**SET EXERCISE**:
Copy each line of the data below with the word "test".

**LISTED ENTRIES**:
*-*-*

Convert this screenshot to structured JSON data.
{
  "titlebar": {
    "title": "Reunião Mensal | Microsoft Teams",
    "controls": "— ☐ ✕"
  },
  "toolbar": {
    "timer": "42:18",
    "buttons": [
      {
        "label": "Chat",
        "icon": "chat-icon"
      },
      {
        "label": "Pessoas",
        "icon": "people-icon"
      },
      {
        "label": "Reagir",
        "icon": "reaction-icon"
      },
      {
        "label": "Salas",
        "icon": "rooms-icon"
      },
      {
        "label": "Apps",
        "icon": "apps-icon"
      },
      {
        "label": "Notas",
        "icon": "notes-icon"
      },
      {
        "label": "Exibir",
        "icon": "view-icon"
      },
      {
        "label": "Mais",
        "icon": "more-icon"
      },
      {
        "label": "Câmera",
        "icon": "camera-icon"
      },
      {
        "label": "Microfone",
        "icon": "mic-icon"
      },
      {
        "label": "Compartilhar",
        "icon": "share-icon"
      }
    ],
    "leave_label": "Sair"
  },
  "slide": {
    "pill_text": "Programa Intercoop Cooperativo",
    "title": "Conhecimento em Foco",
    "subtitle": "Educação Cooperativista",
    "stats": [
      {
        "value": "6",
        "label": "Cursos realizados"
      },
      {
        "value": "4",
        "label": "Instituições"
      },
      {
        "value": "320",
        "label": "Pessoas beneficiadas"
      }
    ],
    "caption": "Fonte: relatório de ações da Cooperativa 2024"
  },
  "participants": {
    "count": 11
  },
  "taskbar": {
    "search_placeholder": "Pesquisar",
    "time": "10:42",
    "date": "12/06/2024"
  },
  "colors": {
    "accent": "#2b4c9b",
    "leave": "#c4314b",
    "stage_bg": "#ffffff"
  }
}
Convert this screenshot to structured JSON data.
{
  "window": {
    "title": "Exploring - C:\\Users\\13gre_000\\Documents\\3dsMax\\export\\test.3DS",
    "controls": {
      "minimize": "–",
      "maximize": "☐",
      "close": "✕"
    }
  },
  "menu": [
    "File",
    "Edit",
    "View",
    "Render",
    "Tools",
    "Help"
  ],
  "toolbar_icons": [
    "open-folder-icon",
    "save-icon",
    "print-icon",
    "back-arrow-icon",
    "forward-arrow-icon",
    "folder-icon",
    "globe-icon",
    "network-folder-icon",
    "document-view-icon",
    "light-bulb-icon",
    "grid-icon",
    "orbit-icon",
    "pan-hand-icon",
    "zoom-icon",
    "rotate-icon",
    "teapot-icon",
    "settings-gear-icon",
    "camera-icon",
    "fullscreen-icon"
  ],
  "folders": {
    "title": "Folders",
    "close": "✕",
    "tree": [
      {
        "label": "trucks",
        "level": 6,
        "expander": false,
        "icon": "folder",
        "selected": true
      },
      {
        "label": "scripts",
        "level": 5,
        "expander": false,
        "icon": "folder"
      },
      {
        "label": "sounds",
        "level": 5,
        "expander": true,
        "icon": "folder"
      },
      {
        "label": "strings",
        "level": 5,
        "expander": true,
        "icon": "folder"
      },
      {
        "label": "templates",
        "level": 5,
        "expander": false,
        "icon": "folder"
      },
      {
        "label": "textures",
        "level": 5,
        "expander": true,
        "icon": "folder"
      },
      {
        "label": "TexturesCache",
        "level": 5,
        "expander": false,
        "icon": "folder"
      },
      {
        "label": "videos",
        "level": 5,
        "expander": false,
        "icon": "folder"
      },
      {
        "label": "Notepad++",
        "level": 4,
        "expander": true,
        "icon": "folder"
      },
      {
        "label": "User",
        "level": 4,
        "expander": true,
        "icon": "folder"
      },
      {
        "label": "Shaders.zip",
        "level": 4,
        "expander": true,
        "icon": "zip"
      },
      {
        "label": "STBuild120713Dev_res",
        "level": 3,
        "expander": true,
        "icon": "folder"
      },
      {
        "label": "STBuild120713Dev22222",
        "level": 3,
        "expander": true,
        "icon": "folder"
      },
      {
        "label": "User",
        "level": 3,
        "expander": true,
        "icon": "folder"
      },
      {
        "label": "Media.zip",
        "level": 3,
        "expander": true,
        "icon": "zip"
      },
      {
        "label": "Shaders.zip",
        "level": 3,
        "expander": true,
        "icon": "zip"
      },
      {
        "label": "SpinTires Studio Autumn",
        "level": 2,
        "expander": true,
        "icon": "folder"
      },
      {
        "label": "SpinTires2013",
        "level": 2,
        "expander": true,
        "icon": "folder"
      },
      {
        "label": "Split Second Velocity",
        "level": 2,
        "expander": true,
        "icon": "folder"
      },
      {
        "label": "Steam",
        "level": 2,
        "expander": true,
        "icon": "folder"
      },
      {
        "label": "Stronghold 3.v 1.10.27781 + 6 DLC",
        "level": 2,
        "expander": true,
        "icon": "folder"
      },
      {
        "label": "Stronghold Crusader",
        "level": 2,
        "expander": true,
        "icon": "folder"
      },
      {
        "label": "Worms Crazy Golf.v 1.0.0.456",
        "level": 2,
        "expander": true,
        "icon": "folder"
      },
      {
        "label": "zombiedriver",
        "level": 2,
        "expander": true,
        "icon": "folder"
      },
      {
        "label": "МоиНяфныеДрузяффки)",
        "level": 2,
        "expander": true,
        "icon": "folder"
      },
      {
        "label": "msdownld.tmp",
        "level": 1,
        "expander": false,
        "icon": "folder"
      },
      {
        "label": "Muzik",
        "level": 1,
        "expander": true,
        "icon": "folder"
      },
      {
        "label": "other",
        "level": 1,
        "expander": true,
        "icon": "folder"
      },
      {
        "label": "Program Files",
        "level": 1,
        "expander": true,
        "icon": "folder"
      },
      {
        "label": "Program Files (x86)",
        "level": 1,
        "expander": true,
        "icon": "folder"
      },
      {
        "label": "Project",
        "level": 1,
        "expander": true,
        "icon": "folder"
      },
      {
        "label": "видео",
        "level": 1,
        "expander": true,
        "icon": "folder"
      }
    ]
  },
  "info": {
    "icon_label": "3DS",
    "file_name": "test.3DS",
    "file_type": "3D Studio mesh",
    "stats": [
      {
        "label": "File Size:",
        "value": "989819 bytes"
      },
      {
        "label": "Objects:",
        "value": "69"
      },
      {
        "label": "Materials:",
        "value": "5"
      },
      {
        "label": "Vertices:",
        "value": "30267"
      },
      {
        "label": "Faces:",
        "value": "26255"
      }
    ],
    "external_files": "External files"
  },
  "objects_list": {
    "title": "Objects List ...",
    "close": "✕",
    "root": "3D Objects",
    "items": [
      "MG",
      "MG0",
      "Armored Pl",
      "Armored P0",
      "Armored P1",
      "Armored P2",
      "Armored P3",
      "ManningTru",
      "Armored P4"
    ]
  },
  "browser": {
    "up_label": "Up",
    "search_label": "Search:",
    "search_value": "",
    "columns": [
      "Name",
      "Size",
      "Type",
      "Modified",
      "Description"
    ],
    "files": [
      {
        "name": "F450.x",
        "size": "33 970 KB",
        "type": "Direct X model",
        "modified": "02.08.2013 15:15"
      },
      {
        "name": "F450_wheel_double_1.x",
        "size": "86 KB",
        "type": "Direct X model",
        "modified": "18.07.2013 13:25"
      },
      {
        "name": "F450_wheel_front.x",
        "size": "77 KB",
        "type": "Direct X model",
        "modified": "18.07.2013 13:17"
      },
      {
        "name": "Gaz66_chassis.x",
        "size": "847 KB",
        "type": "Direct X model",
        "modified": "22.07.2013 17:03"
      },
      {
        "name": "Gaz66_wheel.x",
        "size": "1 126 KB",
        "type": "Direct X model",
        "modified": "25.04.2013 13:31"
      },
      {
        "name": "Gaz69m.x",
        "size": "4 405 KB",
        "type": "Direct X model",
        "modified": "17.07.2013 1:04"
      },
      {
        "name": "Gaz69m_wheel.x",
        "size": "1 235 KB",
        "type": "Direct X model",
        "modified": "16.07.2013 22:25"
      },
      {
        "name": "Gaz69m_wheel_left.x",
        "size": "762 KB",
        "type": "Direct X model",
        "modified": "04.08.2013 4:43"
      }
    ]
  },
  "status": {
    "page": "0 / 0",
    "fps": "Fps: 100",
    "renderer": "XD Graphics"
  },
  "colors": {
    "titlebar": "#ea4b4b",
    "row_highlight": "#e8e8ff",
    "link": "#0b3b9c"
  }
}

*-*-*

**OUTPUT OF THE TASK**:
    "title": "Exploring - C:\\Users\\13gre_000\\Documents\\3dsMax\\export\\test.3DS",
    "file_name": "test.3DS",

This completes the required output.